**EXERCISE GOAL:**
Pull every line holding the string "carries" from the records below.

**RECORDS PROVIDED:**
* * *

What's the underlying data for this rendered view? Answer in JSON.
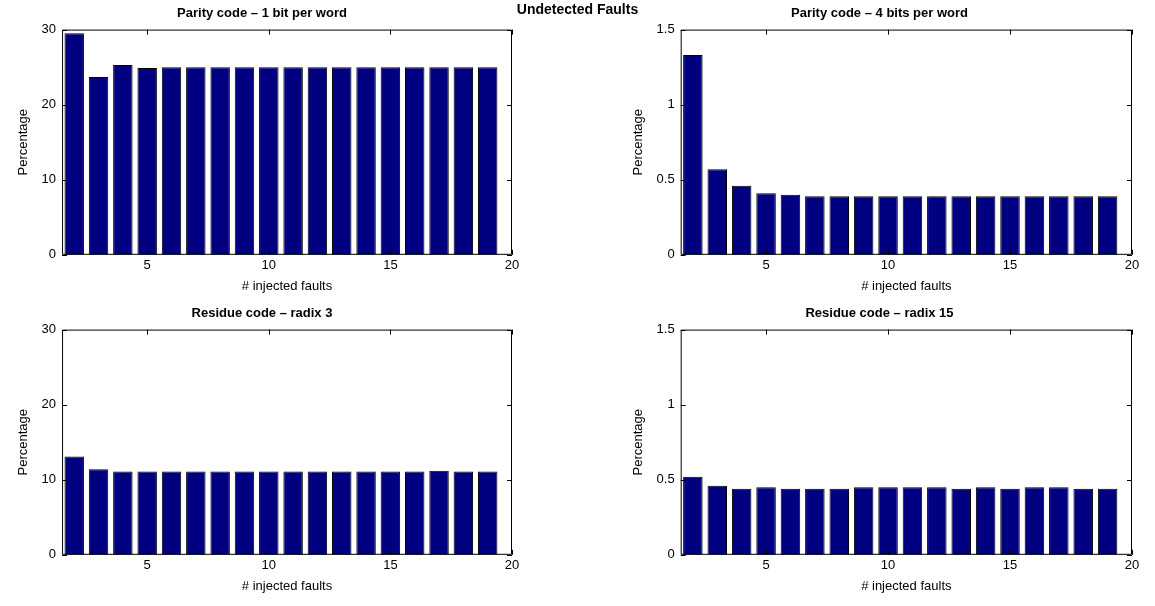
{
  "chart_data": [
    {
      "type": "other",
      "title": "Undetected Faults"
    },
    {
      "type": "bar",
      "title": "Parity code – 1 bit per word",
      "xlabel": "# injected faults",
      "ylabel": "Percentage",
      "x": [
        2,
        3,
        4,
        5,
        6,
        7,
        8,
        9,
        10,
        11,
        12,
        13,
        14,
        15,
        16,
        17,
        18,
        19
      ],
      "values": [
        29.5,
        23.7,
        25.3,
        24.9,
        25.0,
        25.0,
        25.0,
        25.0,
        25.0,
        25.0,
        25.0,
        25.0,
        25.0,
        25.0,
        25.0,
        25.0,
        25.0,
        25.0
      ],
      "color": "#000080",
      "xlim": [
        1.5,
        20
      ],
      "xticks": [
        5,
        10,
        15,
        20
      ],
      "ylim": [
        0,
        30
      ],
      "yticks": [
        0,
        10,
        20,
        30
      ],
      "grid": false,
      "legend": false
    },
    {
      "type": "bar",
      "title": "Parity code – 4 bits per word",
      "xlabel": "# injected faults",
      "ylabel": "Percentage",
      "x": [
        2,
        3,
        4,
        5,
        6,
        7,
        8,
        9,
        10,
        11,
        12,
        13,
        14,
        15,
        16,
        17,
        18,
        19
      ],
      "values": [
        1.33,
        0.57,
        0.46,
        0.41,
        0.4,
        0.39,
        0.39,
        0.39,
        0.39,
        0.39,
        0.39,
        0.39,
        0.39,
        0.39,
        0.39,
        0.39,
        0.39,
        0.39
      ],
      "color": "#000080",
      "xlim": [
        1.5,
        20
      ],
      "xticks": [
        5,
        10,
        15,
        20
      ],
      "ylim": [
        0,
        1.5
      ],
      "yticks": [
        0,
        0.5,
        1,
        1.5
      ],
      "grid": false,
      "legend": false
    },
    {
      "type": "bar",
      "title": "Residue code – radix 3",
      "xlabel": "# injected faults",
      "ylabel": "Percentage",
      "x": [
        2,
        3,
        4,
        5,
        6,
        7,
        8,
        9,
        10,
        11,
        12,
        13,
        14,
        15,
        16,
        17,
        18,
        19
      ],
      "values": [
        13.1,
        11.4,
        11.1,
        11.1,
        11.1,
        11.1,
        11.1,
        11.1,
        11.1,
        11.1,
        11.1,
        11.1,
        11.1,
        11.1,
        11.1,
        11.2,
        11.1,
        11.1
      ],
      "color": "#000080",
      "xlim": [
        1.5,
        20
      ],
      "xticks": [
        5,
        10,
        15,
        20
      ],
      "ylim": [
        0,
        30
      ],
      "yticks": [
        0,
        10,
        20,
        30
      ],
      "grid": false,
      "legend": false
    },
    {
      "type": "bar",
      "title": "Residue code – radix 15",
      "xlabel": "# injected faults",
      "ylabel": "Percentage",
      "x": [
        2,
        3,
        4,
        5,
        6,
        7,
        8,
        9,
        10,
        11,
        12,
        13,
        14,
        15,
        16,
        17,
        18,
        19
      ],
      "values": [
        0.52,
        0.46,
        0.44,
        0.45,
        0.44,
        0.44,
        0.44,
        0.45,
        0.45,
        0.45,
        0.45,
        0.44,
        0.45,
        0.44,
        0.45,
        0.45,
        0.44,
        0.44
      ],
      "color": "#000080",
      "xlim": [
        1.5,
        20
      ],
      "xticks": [
        5,
        10,
        15,
        20
      ],
      "ylim": [
        0,
        1.5
      ],
      "yticks": [
        0,
        0.5,
        1,
        1.5
      ],
      "grid": false,
      "legend": false
    }
  ]
}
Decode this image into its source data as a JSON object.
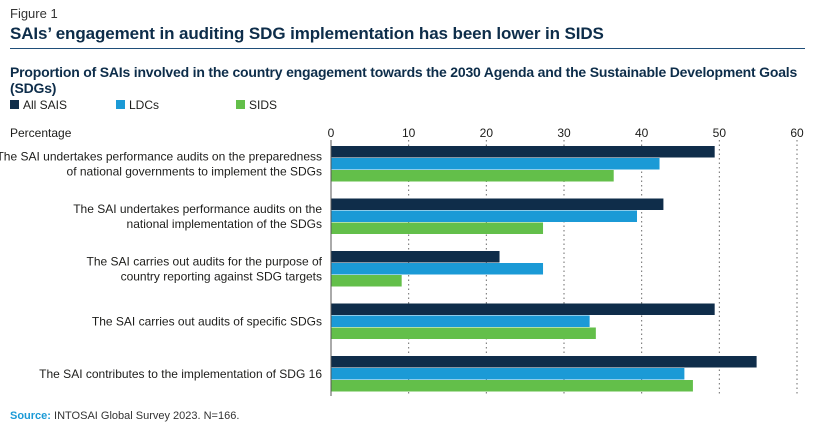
{
  "figure_label": "Figure 1",
  "figure_title": "SAIs’ engagement in auditing SDG implementation has been lower in SIDS",
  "chart_data": {
    "type": "bar",
    "orientation": "horizontal",
    "title": "Proportion of SAIs involved in the country engagement towards the 2030 Agenda and the Sustainable Development Goals (SDGs)",
    "xlabel": "Percentage",
    "xlim": [
      0,
      60
    ],
    "ticks": [
      "0",
      "10",
      "20",
      "30",
      "40",
      "50",
      "60"
    ],
    "legend_position": "top-left",
    "categories": [
      [
        "The SAI undertakes performance audits on the preparedness",
        "of national governments to implement the SDGs"
      ],
      [
        "The SAI undertakes performance audits on the",
        "national implementation of the SDGs"
      ],
      [
        "The SAI carries out audits for the purpose of",
        "country reporting against SDG targets"
      ],
      [
        "The SAI carries out audits of specific SDGs"
      ],
      [
        "The SAI contributes to the implementation of SDG 16"
      ]
    ],
    "series": [
      {
        "name": "All SAIS",
        "color": "#0f2d4a",
        "values": [
          49.4,
          42.8,
          21.7,
          49.4,
          54.8
        ]
      },
      {
        "name": "LDCs",
        "color": "#1b9ad6",
        "values": [
          42.3,
          39.4,
          27.3,
          33.3,
          45.5
        ]
      },
      {
        "name": "SIDS",
        "color": "#63bf4a",
        "values": [
          36.4,
          27.3,
          9.1,
          34.1,
          46.6
        ]
      }
    ]
  },
  "source": {
    "key": "Source:",
    "text": " INTOSAI Global Survey 2023. N=166."
  }
}
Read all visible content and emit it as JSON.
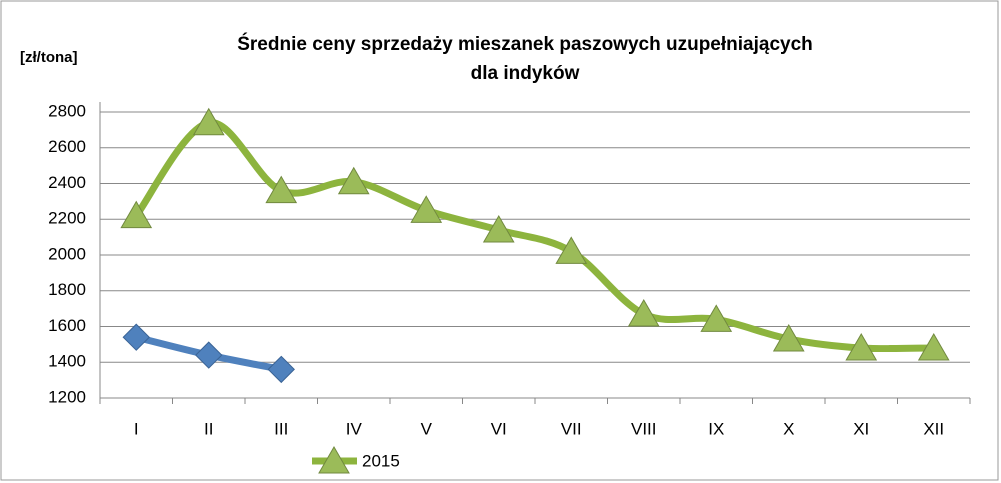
{
  "chart_data": {
    "type": "line",
    "title": [
      "Średnie ceny sprzedaży mieszanek paszowych uzupełniających",
      "dla indyków"
    ],
    "y_label": "[zł/tona]",
    "categories": [
      "I",
      "II",
      "III",
      "IV",
      "V",
      "VI",
      "VII",
      "VIII",
      "IX",
      "X",
      "XI",
      "XII"
    ],
    "series": [
      {
        "name": "2015",
        "color": "#8db43e",
        "marker": "triangle",
        "values": [
          2220,
          2740,
          2360,
          2410,
          2250,
          2140,
          2020,
          1670,
          1640,
          1530,
          1480,
          1480
        ]
      },
      {
        "color": "#4f81bd",
        "marker": "diamond",
        "values": [
          1540,
          1440,
          1360,
          null,
          null,
          null,
          null,
          null,
          null,
          null,
          null,
          null
        ]
      }
    ],
    "ylim": [
      1200,
      2800
    ],
    "yticks": [
      1200,
      1400,
      1600,
      1800,
      2000,
      2200,
      2400,
      2600,
      2800
    ],
    "grid": true,
    "legend": "bottom"
  }
}
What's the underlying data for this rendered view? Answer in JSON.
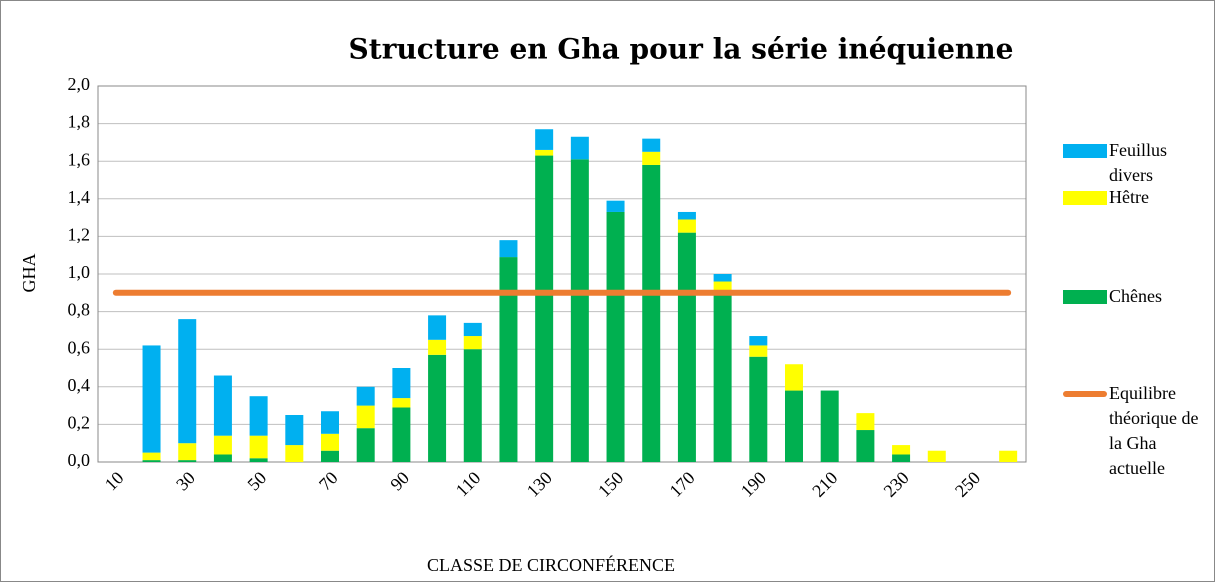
{
  "chart_data": {
    "type": "bar",
    "stacked": true,
    "title": "Structure en Gha pour la série inéquienne",
    "xlabel": "CLASSE DE CIRCONFÉRENCE",
    "ylabel": "GHA",
    "categories": [
      "10",
      null,
      "30",
      null,
      "50",
      null,
      "70",
      null,
      "90",
      null,
      "110",
      null,
      "130",
      null,
      "150",
      null,
      "170",
      null,
      "190",
      null,
      "210",
      null,
      "230",
      null,
      "250",
      null
    ],
    "series": [
      {
        "name": "Chênes",
        "color": "#00b050",
        "values": [
          0,
          0.01,
          0.01,
          0.04,
          0.02,
          0,
          0.06,
          0.18,
          0.29,
          0.57,
          0.6,
          1.09,
          1.63,
          1.61,
          1.33,
          1.58,
          1.22,
          0.91,
          0.56,
          0.38,
          0.38,
          0.17,
          0.04,
          0,
          0,
          0
        ]
      },
      {
        "name": "Hêtre",
        "color": "#ffff00",
        "values": [
          0,
          0.04,
          0.09,
          0.1,
          0.12,
          0.09,
          0.09,
          0.12,
          0.05,
          0.08,
          0.07,
          0,
          0.03,
          0,
          0,
          0.07,
          0.07,
          0.05,
          0.06,
          0.14,
          0,
          0.09,
          0.05,
          0.06,
          0,
          0.06
        ]
      },
      {
        "name": "Feuillus divers",
        "color": "#00b0f0",
        "values": [
          0,
          0.57,
          0.66,
          0.32,
          0.21,
          0.16,
          0.12,
          0.1,
          0.16,
          0.13,
          0.07,
          0.09,
          0.11,
          0.12,
          0.06,
          0.07,
          0.04,
          0.04,
          0.05,
          0,
          0,
          0,
          0,
          0,
          0,
          0
        ]
      },
      {
        "name": "Equilibre théorique de la Gha actuelle",
        "color": "#ed7d31",
        "type": "line",
        "values": [
          0.9,
          0.9,
          0.9,
          0.9,
          0.9,
          0.9,
          0.9,
          0.9,
          0.9,
          0.9,
          0.9,
          0.9,
          0.9,
          0.9,
          0.9,
          0.9,
          0.9,
          0.9,
          0.9,
          0.9,
          0.9,
          0.9,
          0.9,
          0.9,
          0.9,
          0.9
        ]
      }
    ],
    "ylim": [
      0,
      2
    ],
    "yticks": [
      {
        "value": 0,
        "label": "0,0"
      },
      {
        "value": 0.2,
        "label": "0,2"
      },
      {
        "value": 0.4,
        "label": "0,4"
      },
      {
        "value": 0.6,
        "label": "0,6"
      },
      {
        "value": 0.8,
        "label": "0,8"
      },
      {
        "value": 1,
        "label": "1,0"
      },
      {
        "value": 1.2,
        "label": "1,2"
      },
      {
        "value": 1.4,
        "label": "1,4"
      },
      {
        "value": 1.6,
        "label": "1,6"
      },
      {
        "value": 1.8,
        "label": "1,8"
      },
      {
        "value": 2,
        "label": "2,0"
      }
    ],
    "grid": true,
    "legend": "right"
  }
}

* * *

**SOLUTION BELOW:**
        "The SAI carries out audits for the purpose of",
        "The SAI carries out audits of specific SDGs"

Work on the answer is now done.